(Dataset listings of figures)
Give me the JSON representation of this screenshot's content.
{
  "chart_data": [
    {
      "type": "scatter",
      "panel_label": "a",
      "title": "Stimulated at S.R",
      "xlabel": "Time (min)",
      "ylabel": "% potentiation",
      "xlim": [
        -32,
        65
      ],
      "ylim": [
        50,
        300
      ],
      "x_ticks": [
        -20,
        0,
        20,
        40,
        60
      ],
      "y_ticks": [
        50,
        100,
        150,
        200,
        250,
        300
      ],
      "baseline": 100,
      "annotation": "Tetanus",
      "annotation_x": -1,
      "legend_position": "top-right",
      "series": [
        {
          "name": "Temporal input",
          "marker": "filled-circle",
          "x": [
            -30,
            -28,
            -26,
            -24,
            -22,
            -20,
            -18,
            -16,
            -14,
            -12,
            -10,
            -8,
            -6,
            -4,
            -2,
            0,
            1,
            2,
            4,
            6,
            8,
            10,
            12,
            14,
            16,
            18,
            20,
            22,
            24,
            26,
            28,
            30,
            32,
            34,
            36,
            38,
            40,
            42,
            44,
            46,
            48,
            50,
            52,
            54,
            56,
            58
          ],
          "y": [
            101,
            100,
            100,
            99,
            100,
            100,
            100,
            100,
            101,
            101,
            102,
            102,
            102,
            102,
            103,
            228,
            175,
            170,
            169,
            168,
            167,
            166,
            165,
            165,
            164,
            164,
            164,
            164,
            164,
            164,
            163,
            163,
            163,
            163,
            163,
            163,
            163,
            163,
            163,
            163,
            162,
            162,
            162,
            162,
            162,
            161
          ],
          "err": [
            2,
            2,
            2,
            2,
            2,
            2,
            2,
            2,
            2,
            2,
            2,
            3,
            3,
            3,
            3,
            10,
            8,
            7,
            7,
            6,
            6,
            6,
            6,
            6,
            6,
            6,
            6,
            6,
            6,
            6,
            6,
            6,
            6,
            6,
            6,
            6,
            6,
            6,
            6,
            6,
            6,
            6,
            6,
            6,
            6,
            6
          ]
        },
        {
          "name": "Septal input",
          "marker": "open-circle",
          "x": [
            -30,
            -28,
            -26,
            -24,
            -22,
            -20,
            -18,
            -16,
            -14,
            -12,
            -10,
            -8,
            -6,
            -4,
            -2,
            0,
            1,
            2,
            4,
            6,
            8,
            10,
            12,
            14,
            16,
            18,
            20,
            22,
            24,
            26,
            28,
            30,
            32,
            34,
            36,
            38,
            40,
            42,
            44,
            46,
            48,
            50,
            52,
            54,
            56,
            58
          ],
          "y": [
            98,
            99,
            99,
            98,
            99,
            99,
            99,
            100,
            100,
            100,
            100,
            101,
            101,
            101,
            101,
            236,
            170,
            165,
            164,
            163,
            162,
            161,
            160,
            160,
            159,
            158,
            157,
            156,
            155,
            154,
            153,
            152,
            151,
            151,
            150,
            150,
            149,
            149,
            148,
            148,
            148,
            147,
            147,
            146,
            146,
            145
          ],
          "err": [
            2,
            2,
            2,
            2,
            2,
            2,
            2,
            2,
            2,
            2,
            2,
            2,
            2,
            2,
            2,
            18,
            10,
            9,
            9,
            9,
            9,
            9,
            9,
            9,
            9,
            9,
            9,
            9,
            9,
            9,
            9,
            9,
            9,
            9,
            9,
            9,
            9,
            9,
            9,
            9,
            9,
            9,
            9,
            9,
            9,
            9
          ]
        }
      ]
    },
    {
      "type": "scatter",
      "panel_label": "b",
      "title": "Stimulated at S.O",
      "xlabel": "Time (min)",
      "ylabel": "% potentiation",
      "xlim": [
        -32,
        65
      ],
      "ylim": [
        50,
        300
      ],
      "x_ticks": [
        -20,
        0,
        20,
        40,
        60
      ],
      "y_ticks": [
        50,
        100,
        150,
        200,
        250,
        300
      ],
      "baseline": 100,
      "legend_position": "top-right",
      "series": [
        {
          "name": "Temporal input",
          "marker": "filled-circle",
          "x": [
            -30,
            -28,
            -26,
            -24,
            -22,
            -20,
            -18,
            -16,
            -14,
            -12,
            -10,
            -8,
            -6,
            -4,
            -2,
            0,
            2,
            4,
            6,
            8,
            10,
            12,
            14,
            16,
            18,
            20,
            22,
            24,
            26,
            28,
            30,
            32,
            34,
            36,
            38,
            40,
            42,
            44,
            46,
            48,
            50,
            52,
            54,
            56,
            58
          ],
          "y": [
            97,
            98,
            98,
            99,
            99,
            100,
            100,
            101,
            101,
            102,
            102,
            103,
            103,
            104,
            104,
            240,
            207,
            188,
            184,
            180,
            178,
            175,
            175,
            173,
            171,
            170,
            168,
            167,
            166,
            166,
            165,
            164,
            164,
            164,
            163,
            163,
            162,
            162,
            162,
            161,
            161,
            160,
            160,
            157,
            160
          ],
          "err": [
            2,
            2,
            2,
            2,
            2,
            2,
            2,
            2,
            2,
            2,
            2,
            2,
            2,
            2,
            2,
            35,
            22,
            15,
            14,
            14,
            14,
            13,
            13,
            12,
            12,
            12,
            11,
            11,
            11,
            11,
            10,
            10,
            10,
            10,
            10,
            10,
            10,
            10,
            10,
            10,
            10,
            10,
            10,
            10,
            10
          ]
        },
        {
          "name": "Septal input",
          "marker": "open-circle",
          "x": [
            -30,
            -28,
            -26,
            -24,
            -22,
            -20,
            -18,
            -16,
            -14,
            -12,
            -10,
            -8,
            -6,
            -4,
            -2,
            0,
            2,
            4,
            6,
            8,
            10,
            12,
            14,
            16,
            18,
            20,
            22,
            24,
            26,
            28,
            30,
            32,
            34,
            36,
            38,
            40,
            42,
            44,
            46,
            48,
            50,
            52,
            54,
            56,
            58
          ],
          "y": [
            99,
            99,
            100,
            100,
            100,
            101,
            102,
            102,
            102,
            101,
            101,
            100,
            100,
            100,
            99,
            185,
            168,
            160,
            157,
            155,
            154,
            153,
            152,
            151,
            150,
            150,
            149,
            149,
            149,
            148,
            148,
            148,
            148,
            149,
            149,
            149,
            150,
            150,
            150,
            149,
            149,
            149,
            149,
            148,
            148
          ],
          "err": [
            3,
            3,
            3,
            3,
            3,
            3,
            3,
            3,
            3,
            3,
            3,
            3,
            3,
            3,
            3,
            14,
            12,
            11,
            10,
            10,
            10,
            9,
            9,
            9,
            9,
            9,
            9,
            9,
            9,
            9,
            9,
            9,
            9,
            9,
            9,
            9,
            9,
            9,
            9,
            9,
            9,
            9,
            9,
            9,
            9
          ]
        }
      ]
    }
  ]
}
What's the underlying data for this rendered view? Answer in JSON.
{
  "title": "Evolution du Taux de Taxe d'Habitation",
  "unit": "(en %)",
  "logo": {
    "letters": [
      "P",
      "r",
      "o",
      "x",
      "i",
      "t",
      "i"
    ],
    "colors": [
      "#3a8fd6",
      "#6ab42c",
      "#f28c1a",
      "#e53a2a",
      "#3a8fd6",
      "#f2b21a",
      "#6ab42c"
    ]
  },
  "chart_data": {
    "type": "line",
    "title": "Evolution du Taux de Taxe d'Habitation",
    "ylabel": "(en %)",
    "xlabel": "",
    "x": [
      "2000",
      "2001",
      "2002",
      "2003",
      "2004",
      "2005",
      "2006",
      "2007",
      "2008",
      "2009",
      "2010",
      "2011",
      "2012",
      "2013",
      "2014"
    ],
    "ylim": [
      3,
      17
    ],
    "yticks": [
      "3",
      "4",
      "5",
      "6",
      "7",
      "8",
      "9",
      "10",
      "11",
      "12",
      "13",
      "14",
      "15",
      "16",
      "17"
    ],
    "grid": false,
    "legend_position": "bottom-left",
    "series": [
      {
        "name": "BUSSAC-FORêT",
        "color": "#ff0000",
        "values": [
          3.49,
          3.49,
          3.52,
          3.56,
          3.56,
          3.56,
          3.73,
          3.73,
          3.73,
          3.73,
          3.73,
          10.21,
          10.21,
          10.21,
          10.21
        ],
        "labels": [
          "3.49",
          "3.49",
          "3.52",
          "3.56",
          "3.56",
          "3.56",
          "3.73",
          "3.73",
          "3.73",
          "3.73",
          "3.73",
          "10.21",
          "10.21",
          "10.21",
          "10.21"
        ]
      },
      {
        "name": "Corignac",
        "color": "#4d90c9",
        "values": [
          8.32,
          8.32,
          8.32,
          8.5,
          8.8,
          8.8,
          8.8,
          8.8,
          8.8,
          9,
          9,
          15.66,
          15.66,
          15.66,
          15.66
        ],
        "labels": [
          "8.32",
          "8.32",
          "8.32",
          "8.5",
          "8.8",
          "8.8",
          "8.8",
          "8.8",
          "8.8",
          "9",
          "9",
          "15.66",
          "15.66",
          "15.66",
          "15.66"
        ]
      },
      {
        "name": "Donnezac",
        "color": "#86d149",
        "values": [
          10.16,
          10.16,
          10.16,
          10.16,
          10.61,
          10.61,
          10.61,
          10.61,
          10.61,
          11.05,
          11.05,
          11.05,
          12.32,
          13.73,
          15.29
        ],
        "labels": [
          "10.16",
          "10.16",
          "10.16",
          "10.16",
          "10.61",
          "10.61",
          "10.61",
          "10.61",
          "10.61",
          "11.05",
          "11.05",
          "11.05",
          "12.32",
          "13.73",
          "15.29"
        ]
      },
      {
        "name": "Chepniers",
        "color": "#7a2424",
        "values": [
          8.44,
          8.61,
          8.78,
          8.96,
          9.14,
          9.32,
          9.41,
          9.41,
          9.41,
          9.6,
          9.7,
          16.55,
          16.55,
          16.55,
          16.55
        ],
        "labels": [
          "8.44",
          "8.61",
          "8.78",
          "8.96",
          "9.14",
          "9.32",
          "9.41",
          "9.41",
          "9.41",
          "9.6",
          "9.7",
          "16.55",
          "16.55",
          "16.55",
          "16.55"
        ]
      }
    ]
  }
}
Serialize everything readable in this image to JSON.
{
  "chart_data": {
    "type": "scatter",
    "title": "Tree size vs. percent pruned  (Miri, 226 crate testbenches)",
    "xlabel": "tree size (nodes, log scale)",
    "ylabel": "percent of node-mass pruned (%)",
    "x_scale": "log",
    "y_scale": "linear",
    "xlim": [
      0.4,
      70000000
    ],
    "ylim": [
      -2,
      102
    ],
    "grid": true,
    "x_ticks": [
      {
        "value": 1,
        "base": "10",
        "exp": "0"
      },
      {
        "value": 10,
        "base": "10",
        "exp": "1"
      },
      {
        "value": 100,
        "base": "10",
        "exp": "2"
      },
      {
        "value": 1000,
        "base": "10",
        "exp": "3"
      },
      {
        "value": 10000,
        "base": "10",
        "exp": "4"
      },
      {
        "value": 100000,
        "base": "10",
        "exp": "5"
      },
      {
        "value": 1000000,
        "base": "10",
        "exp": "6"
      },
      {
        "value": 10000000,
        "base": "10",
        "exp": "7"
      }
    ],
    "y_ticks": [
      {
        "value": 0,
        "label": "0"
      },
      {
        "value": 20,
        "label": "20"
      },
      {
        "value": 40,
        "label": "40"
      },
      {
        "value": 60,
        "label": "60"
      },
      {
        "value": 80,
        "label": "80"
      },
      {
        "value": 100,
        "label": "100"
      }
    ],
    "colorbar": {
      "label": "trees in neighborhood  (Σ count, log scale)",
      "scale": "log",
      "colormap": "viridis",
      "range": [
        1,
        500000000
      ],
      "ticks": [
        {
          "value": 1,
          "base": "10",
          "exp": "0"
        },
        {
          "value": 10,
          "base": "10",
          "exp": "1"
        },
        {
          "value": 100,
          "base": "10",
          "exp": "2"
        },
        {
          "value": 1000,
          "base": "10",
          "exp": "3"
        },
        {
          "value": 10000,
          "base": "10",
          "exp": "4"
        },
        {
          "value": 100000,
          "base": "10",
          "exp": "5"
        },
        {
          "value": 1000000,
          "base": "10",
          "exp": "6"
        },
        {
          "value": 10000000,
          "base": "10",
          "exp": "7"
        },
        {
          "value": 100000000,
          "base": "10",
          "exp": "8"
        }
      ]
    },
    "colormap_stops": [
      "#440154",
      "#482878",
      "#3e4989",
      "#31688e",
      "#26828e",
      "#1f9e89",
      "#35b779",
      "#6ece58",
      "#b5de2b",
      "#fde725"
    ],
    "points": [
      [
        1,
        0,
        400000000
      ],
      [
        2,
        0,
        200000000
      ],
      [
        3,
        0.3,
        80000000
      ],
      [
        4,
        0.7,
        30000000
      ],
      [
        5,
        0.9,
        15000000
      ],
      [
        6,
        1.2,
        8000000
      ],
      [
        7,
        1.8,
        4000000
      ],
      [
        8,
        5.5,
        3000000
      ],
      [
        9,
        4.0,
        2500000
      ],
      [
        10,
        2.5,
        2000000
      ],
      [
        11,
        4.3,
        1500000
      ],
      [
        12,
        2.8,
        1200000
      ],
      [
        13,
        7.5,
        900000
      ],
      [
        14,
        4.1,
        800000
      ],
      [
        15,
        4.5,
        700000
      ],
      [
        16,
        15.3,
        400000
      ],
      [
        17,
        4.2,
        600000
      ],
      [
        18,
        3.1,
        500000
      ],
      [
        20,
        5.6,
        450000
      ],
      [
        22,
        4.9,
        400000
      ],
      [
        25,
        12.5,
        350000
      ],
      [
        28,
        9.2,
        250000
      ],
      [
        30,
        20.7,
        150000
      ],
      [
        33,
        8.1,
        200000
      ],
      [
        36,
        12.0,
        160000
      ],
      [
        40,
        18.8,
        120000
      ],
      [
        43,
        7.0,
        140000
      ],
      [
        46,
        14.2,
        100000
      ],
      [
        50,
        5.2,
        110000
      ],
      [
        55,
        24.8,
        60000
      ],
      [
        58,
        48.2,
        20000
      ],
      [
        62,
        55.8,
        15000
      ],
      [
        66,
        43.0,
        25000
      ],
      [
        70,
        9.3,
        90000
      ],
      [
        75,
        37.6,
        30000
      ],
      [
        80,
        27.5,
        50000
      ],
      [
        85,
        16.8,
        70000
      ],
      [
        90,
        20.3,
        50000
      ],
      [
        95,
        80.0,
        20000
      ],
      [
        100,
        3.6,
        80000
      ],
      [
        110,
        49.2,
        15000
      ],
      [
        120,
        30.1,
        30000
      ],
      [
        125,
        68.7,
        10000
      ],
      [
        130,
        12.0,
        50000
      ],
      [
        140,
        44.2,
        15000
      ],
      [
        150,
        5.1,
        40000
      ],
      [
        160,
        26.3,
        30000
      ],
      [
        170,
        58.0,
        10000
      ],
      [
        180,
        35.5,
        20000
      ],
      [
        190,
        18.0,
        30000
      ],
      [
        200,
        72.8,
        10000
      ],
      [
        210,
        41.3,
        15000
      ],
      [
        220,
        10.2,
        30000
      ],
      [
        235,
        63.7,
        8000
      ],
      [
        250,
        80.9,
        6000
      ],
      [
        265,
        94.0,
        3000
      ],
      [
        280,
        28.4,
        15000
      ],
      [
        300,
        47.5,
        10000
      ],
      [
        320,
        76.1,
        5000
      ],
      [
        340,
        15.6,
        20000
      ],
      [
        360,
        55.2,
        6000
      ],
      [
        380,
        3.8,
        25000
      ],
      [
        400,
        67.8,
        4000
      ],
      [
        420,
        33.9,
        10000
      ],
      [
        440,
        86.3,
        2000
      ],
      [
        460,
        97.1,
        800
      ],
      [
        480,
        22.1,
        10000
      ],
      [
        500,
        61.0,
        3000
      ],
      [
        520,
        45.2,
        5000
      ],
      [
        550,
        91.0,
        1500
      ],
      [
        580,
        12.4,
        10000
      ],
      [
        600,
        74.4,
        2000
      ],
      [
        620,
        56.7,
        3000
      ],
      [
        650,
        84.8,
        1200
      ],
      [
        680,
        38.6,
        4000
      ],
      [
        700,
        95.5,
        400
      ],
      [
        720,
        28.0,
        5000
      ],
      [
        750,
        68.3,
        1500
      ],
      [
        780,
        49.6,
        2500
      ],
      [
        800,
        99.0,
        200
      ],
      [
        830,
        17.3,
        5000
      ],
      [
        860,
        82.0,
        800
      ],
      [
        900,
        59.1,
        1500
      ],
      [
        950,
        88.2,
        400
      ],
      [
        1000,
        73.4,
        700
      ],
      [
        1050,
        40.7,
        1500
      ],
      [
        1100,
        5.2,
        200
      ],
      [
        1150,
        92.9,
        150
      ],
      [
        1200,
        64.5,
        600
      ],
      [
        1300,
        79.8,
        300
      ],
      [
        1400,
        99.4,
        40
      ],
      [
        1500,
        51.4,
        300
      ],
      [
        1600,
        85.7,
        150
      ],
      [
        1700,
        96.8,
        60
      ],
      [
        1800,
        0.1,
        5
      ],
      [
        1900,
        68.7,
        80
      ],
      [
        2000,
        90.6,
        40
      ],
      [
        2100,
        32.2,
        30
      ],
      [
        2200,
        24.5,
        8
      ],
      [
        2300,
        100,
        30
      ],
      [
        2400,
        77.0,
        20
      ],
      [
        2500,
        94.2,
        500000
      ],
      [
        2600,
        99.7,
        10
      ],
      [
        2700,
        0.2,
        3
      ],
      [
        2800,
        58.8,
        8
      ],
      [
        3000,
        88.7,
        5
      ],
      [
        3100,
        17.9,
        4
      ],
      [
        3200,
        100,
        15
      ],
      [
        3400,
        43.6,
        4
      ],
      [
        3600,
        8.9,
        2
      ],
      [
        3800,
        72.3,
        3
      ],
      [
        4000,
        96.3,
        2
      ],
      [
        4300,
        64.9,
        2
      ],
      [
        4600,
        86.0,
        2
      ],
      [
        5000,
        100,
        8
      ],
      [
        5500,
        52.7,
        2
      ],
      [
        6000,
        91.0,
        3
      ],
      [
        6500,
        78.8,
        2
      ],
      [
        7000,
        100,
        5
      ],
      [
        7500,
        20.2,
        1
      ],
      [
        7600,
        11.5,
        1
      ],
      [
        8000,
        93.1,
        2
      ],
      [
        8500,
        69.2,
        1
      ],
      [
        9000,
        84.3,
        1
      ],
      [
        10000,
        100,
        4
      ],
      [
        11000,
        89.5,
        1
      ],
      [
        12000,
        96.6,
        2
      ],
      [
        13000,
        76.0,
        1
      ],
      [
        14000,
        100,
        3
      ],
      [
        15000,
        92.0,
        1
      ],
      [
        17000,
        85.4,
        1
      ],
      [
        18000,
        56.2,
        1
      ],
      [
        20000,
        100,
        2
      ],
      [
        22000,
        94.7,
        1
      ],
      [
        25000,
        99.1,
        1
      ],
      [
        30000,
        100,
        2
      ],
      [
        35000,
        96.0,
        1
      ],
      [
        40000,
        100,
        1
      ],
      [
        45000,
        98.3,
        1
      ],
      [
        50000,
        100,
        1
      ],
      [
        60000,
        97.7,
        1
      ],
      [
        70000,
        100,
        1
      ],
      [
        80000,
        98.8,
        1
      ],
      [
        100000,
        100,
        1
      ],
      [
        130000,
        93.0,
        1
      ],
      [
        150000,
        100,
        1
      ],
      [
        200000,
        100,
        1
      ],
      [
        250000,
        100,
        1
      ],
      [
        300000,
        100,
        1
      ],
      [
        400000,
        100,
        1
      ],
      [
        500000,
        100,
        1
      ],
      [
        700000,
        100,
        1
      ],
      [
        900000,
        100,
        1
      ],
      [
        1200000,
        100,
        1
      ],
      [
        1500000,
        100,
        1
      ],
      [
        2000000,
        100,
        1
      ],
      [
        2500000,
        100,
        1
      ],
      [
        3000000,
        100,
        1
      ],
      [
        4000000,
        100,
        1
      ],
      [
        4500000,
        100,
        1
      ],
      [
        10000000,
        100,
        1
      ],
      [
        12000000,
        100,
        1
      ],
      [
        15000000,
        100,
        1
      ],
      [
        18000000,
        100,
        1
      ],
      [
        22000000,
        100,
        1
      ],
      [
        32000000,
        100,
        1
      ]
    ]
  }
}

▸ INSTRUCTION:
List all lines above in which the string "ylabel" appears.

▸ RESULT BELOW:
      "ylabel": "% potentiation",
      "ylabel": "% potentiation",
    "ylabel": "(en %)",
    "ylabel": "percent of node-mass pruned (%)",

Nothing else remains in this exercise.